__What is needed__
Select, from the data, each line where "проектной" occurs.

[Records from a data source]
<<<<
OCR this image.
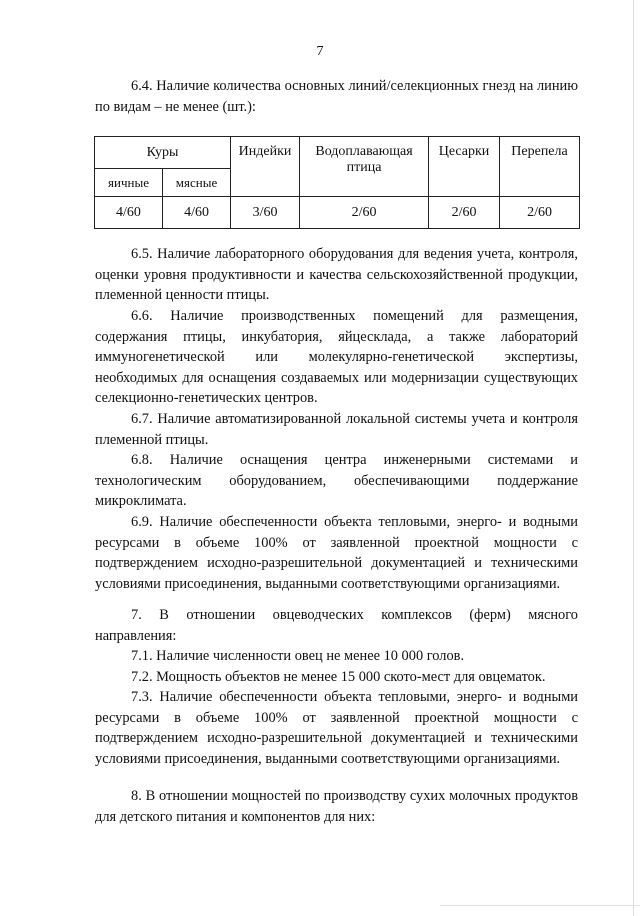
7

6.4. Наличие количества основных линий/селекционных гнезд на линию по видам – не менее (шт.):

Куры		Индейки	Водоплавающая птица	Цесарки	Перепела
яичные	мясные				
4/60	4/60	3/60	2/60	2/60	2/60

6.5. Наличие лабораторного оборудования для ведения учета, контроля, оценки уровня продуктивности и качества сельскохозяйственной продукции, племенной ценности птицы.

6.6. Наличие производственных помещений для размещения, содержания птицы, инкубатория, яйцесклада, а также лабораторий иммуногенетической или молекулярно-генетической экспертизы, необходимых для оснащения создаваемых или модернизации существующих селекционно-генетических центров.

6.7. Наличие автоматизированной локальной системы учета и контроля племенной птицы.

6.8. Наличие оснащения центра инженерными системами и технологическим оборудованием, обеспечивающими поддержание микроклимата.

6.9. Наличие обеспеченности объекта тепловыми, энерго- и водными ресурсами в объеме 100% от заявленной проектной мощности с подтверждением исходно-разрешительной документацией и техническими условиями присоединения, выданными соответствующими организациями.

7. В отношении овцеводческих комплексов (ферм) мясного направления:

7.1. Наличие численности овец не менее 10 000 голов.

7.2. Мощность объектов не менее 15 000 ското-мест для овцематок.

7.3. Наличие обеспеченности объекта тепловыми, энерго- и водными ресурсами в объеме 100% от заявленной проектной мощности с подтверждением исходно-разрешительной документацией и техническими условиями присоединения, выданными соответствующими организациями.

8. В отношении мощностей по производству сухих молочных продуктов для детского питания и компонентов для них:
>>>>
<<<<
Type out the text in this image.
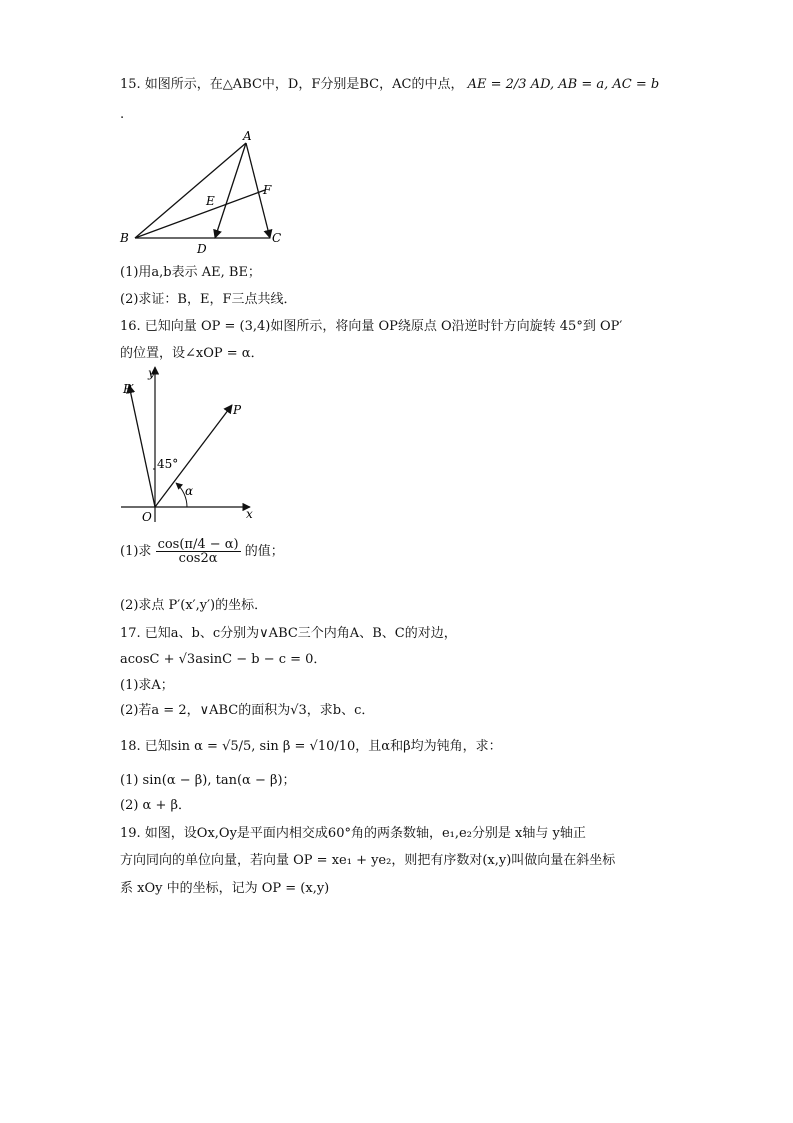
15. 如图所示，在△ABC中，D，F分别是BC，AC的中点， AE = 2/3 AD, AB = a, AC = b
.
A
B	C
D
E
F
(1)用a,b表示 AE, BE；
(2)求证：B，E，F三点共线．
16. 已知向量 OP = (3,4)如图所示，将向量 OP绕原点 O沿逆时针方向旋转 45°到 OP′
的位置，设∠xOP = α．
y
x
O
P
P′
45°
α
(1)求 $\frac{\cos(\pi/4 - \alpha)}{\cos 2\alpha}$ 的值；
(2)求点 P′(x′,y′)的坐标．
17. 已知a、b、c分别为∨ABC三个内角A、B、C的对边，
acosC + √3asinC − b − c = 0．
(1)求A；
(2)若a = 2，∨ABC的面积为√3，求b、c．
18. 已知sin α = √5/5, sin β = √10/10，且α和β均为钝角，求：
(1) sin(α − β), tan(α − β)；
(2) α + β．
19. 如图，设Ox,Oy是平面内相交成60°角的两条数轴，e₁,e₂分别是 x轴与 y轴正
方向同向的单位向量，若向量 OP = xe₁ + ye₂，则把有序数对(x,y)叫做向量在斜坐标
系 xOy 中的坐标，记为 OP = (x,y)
>>>>
__In response__
6.9. Наличие обеспеченности объекта тепловыми, энерго- и водными ресурсами в объеме 100% от заявленной проектной мощности с подтверждением исходно-разрешительной документацией и техническими условиями присоединения, выданными соответствующими организациями.
7.3. Наличие обеспеченности объекта тепловыми, энерго- и водными ресурсами в объеме 100% от заявленной проектной мощности с подтверждением исходно-разрешительной документацией и техническими условиями присоединения, выданными соответствующими организациями.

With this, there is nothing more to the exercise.